> _Task instructions_: Copy out every line in which the string "cost" occurs.

> _Data for this exercise_:
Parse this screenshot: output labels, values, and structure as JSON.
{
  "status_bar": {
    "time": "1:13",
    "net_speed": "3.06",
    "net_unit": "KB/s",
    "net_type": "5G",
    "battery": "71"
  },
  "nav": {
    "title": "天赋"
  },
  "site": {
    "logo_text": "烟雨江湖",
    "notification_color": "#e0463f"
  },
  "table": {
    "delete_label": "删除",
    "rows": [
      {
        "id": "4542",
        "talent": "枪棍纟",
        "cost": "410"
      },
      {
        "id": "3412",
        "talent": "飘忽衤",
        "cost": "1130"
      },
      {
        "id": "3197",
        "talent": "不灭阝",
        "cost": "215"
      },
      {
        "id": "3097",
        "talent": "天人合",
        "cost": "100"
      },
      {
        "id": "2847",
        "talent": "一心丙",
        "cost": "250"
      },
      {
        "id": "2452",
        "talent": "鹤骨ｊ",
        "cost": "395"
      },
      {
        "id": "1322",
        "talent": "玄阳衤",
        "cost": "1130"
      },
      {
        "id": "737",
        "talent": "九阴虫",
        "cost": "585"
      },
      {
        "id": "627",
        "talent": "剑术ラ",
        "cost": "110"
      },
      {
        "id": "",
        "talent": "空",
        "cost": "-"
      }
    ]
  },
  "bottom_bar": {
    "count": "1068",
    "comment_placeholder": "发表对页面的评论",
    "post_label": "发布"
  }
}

> _Exercise output_:
        "cost": "410"
        "cost": "1130"
        "cost": "215"
        "cost": "100"
        "cost": "250"
        "cost": "395"
        "cost": "1130"
        "cost": "585"
        "cost": "110"
        "cost": "-"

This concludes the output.